▶ [Exercise]: Going through the material below, please gather all lines with the word "object" in them.

Chart and figure data
= = = = = = =

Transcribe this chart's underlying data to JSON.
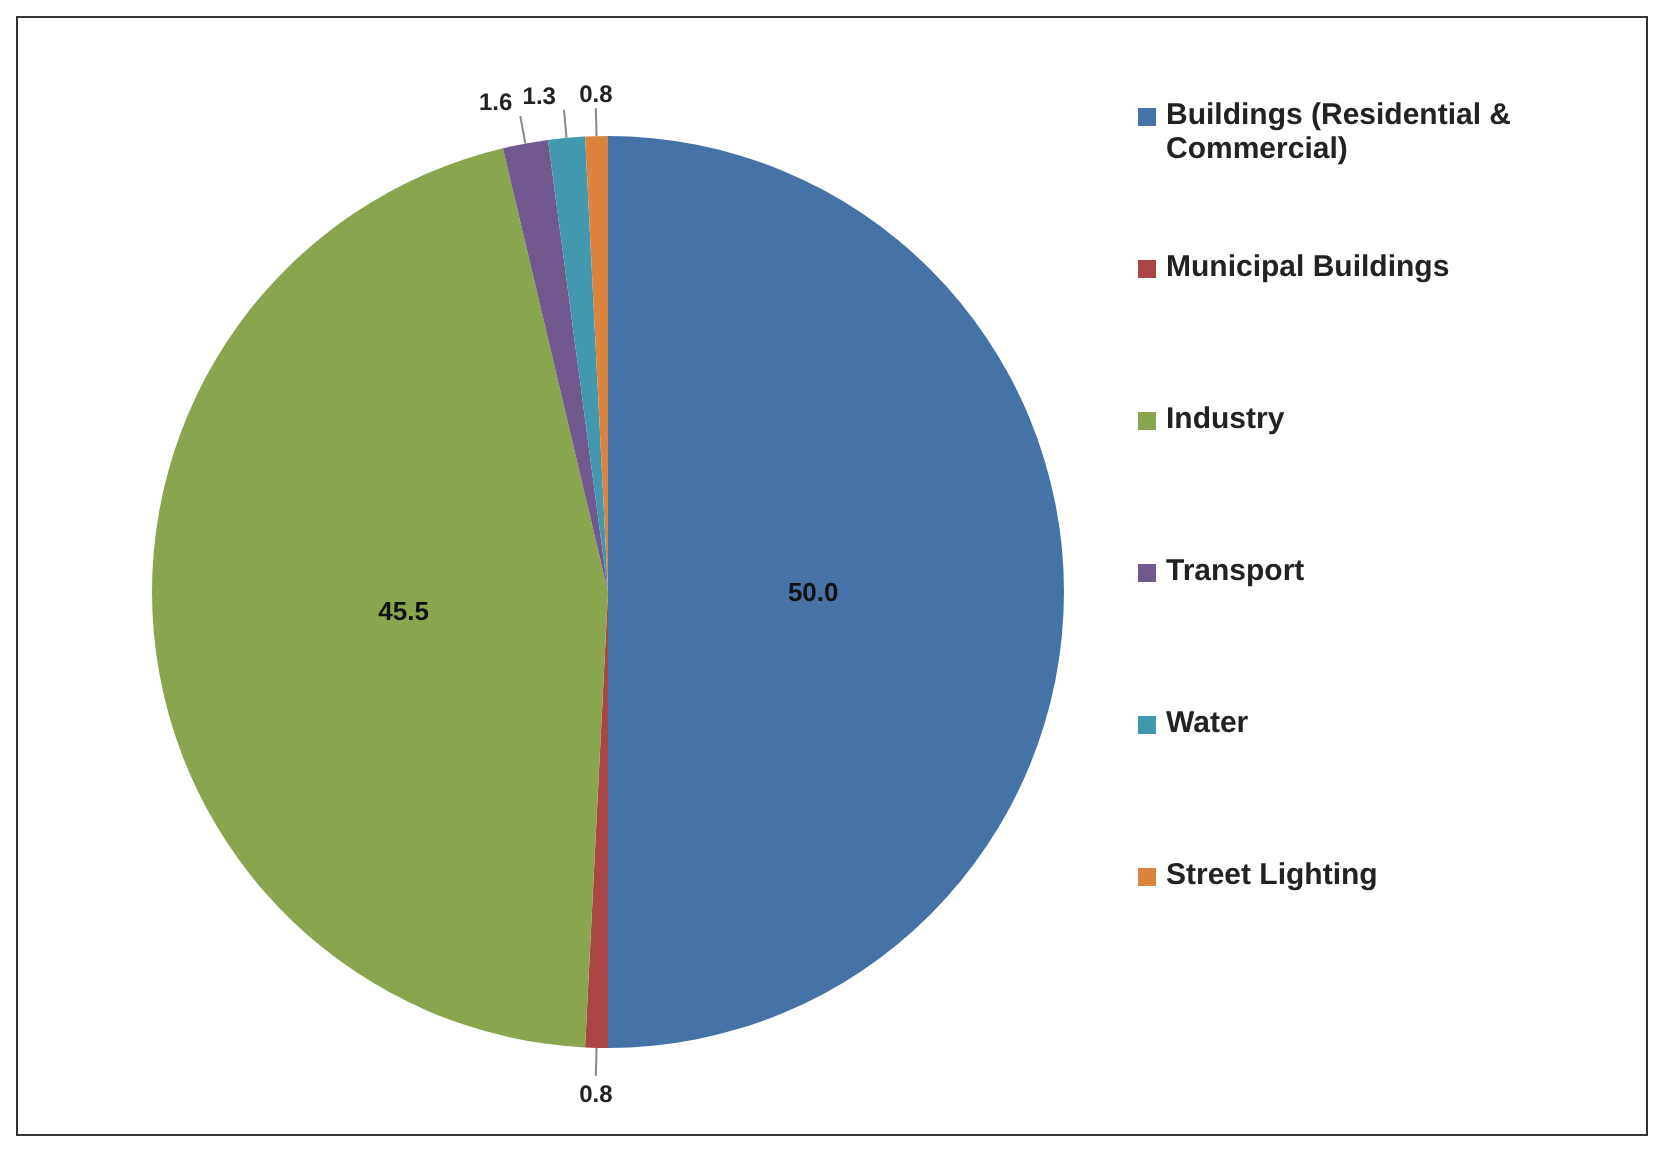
{
  "chart_data": {
    "type": "pie",
    "categories": [
      "Buildings (Residential & Commercial)",
      "Municipal Buildings",
      "Industry",
      "Transport",
      "Water",
      "Street Lighting"
    ],
    "values": [
      50.0,
      0.8,
      45.5,
      1.6,
      1.3,
      0.8
    ],
    "colors": [
      "#4572a7",
      "#aa4643",
      "#89a54e",
      "#71588f",
      "#4198af",
      "#db843d"
    ],
    "value_labels": [
      "50.0",
      "0.8",
      "45.5",
      "1.6",
      "1.3",
      "0.8"
    ],
    "legend": "right"
  }
}
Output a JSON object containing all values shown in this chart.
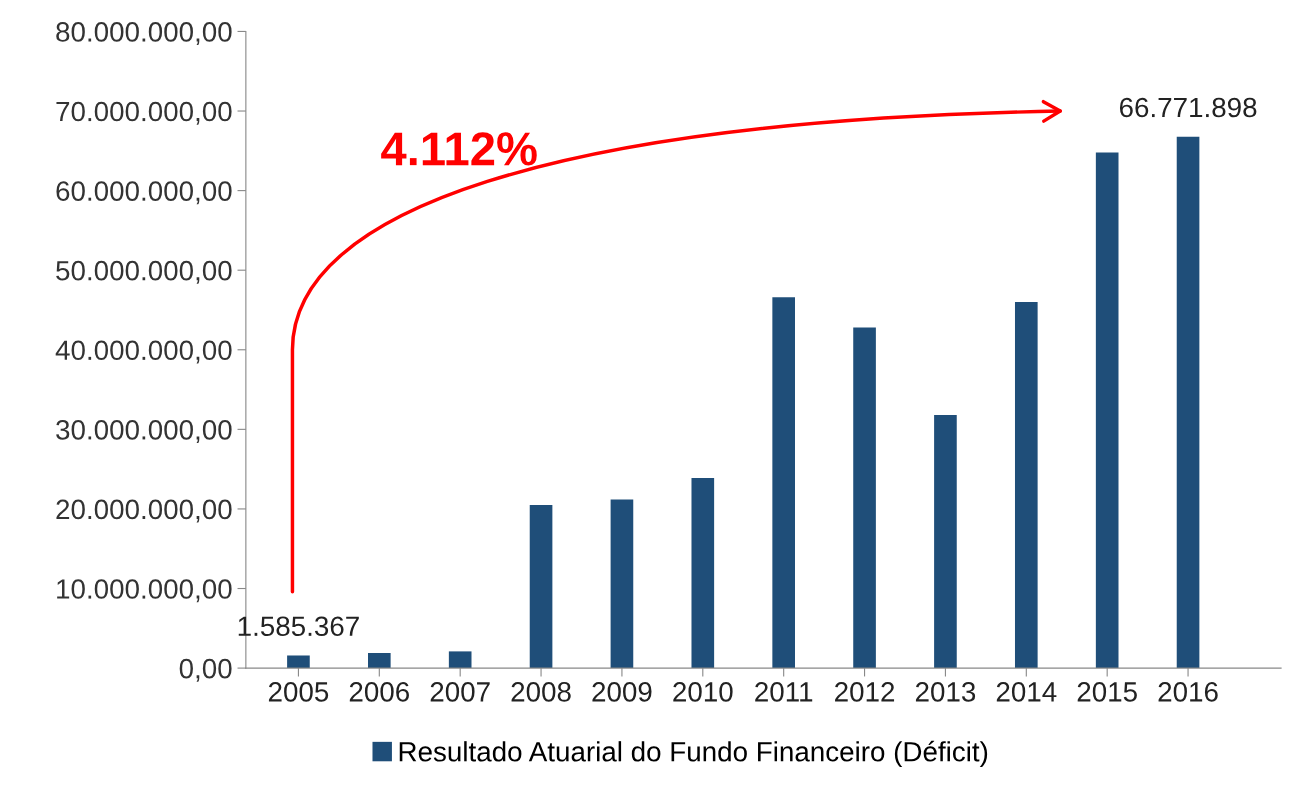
{
  "chart_data": {
    "type": "bar",
    "categories": [
      "2005",
      "2006",
      "2007",
      "2008",
      "2009",
      "2010",
      "2011",
      "2012",
      "2013",
      "2014",
      "2015",
      "2016"
    ],
    "series": [
      {
        "name": "Resultado Atuarial do Fundo Financeiro (Déficit)",
        "color": "#1f4e79",
        "values": [
          1585367,
          1900000,
          2100000,
          20500000,
          21200000,
          23900000,
          46600000,
          42800000,
          31800000,
          46000000,
          64800000,
          66771898
        ],
        "value_labels": [
          "1.585.367",
          null,
          null,
          null,
          null,
          null,
          null,
          null,
          null,
          null,
          null,
          "66.771.898"
        ]
      }
    ],
    "ylim": [
      0,
      80000000
    ],
    "yticks": [
      {
        "value": 0,
        "label": "0,00"
      },
      {
        "value": 10000000,
        "label": "10.000.000,00"
      },
      {
        "value": 20000000,
        "label": "20.000.000,00"
      },
      {
        "value": 30000000,
        "label": "30.000.000,00"
      },
      {
        "value": 40000000,
        "label": "40.000.000,00"
      },
      {
        "value": 50000000,
        "label": "50.000.000,00"
      },
      {
        "value": 60000000,
        "label": "60.000.000,00"
      },
      {
        "value": 70000000,
        "label": "70.000.000,00"
      },
      {
        "value": 80000000,
        "label": "80.000.000,00"
      }
    ],
    "annotations": [
      "4.112%"
    ],
    "grid": false,
    "legend": "bottom"
  }
}
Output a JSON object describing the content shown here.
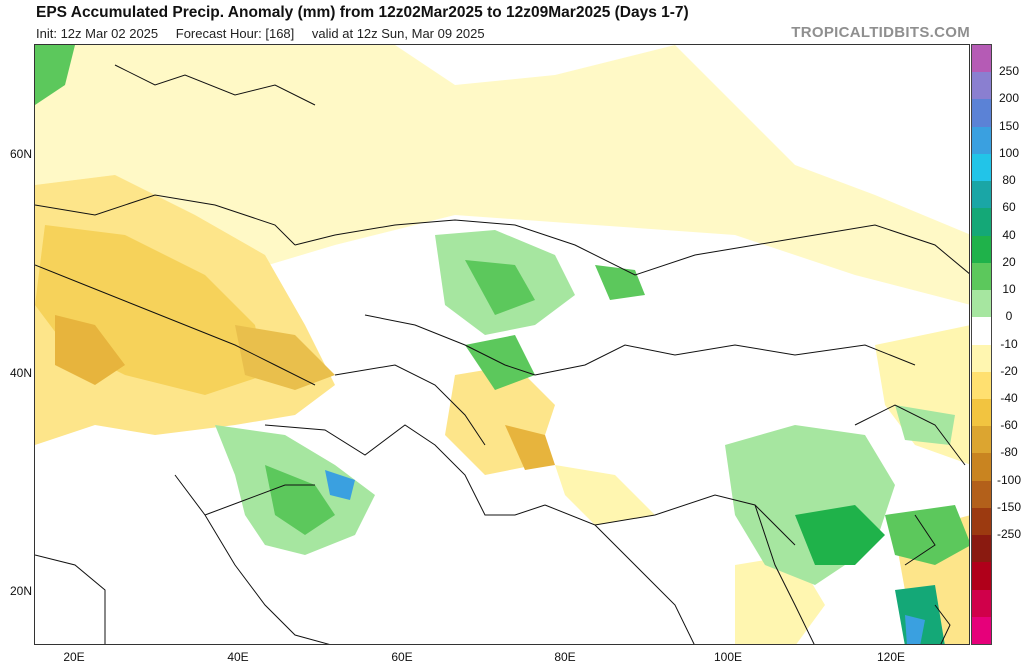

= = = = = = =

▶ [Response]:
Output a JSON object containing all values shown in this chart.
Output a JSON object describing the content shown here.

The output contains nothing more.